## BEGIN Available data

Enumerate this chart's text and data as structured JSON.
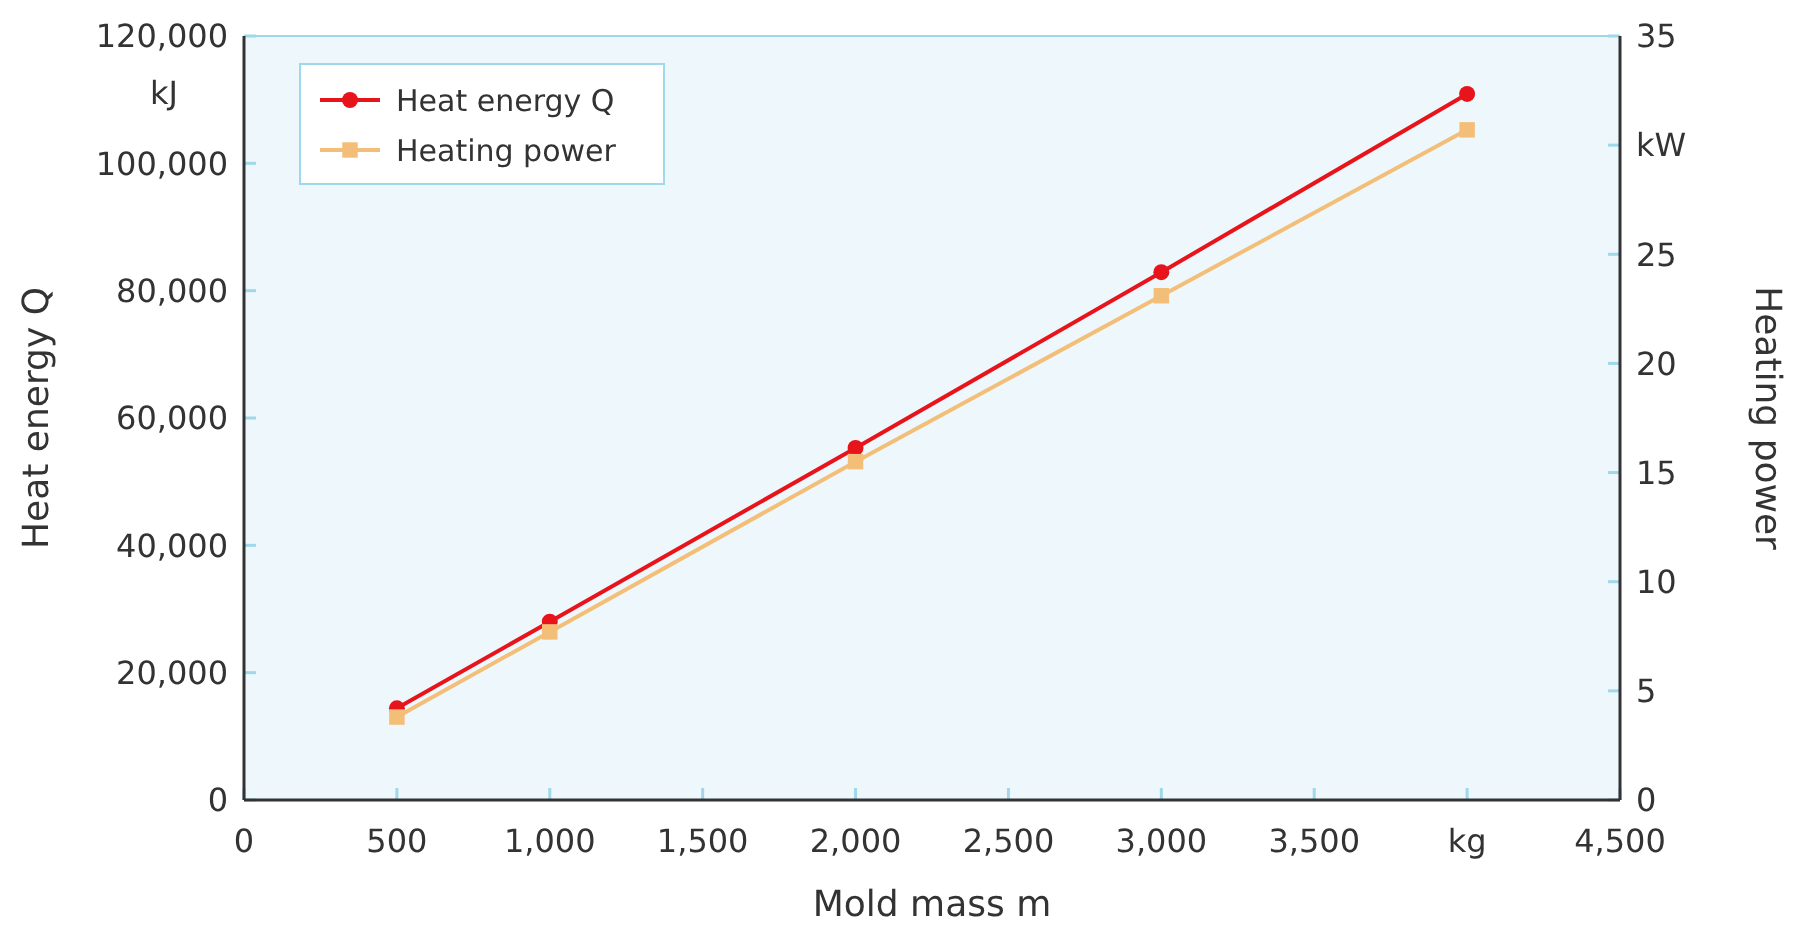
{
  "chart_data": {
    "type": "line",
    "xlabel": "Mold mass m",
    "ylabel": "Heat energy Q",
    "y2label": "Heating power",
    "x": [
      500,
      1000,
      2000,
      3000,
      4000
    ],
    "series": [
      {
        "name": "Heat energy Q",
        "color": "#e8141c",
        "values": [
          14400,
          28000,
          55300,
          82900,
          110900
        ],
        "marker": "circle"
      },
      {
        "name": "Heating power",
        "color": "#f3bf78",
        "values": [
          3.8,
          7.7,
          15.5,
          23.1,
          30.7
        ],
        "axis": "y2",
        "marker": "square"
      }
    ],
    "xlim": [
      0,
      4500
    ],
    "xticks": [
      0,
      {
        "value": 500,
        "label": "500"
      },
      {
        "value": 1000,
        "label": "1,000"
      },
      {
        "value": 1500,
        "label": "1,500"
      },
      {
        "value": 2000,
        "label": "2,000"
      },
      {
        "value": 2500,
        "label": "2,500"
      },
      {
        "value": 3000,
        "label": "3,000"
      },
      {
        "value": 3500,
        "label": "3,500"
      },
      {
        "value": 4000,
        "label": "kg"
      },
      {
        "value": 4500,
        "label": "4,500"
      }
    ],
    "ylim": [
      0,
      120000
    ],
    "yticks": [
      0,
      {
        "value": 20000,
        "label": "20,000"
      },
      {
        "value": 40000,
        "label": "40,000"
      },
      {
        "value": 60000,
        "label": "60,000"
      },
      {
        "value": 80000,
        "label": "80,000"
      },
      {
        "value": 100000,
        "label": "100,000"
      },
      {
        "value": 120000,
        "label": "120,000"
      }
    ],
    "y2lim": [
      0,
      35
    ],
    "y2ticks": [
      0,
      5,
      10,
      15,
      20,
      25,
      {
        "value": 30,
        "label": "kW"
      },
      35
    ],
    "annotations": [
      "kJ"
    ],
    "legend": "top left",
    "grid": false
  }
}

## END Available data

Print the records word for word and exclude any picture they hold.

Task output
Enumerate this chart's text and data as structured JSON.
{
  "chart_data": {
    "type": "line",
    "xlabel": "Mold mass m",
    "ylabel": "Heat energy Q",
    "y2label": "Heating power",
    "x": [
      500,
      1000,
      2000,
      3000,
      4000
    ],
    "series": [
      {
        "name": "Heat energy Q",
        "color": "#e8141c",
        "values": [
          14400,
          28000,
          55300,
          82900,
          110900
        ],
        "marker": "circle"
      },
      {
        "name": "Heating power",
        "color": "#f3bf78",
        "values": [
          3.8,
          7.7,
          15.5,
          23.1,
          30.7
        ],
        "axis": "y2",
        "marker": "square"
      }
    ],
    "xlim": [
      0,
      4500
    ],
    "xticks": [
      0,
      {
        "value": 500,
        "label": "500"
      },
      {
        "value": 1000,
        "label": "1,000"
      },
      {
        "value": 1500,
        "label": "1,500"
      },
      {
        "value": 2000,
        "label": "2,000"
      },
      {
        "value": 2500,
        "label": "2,500"
      },
      {
        "value": 3000,
        "label": "3,000"
      },
      {
        "value": 3500,
        "label": "3,500"
      },
      {
        "value": 4000,
        "label": "kg"
      },
      {
        "value": 4500,
        "label": "4,500"
      }
    ],
    "ylim": [
      0,
      120000
    ],
    "yticks": [
      0,
      {
        "value": 20000,
        "label": "20,000"
      },
      {
        "value": 40000,
        "label": "40,000"
      },
      {
        "value": 60000,
        "label": "60,000"
      },
      {
        "value": 80000,
        "label": "80,000"
      },
      {
        "value": 100000,
        "label": "100,000"
      },
      {
        "value": 120000,
        "label": "120,000"
      }
    ],
    "y2lim": [
      0,
      35
    ],
    "y2ticks": [
      0,
      5,
      10,
      15,
      20,
      25,
      {
        "value": 30,
        "label": "kW"
      },
      35
    ],
    "annotations": [
      "kJ"
    ],
    "legend": "top left",
    "grid": false
  }
}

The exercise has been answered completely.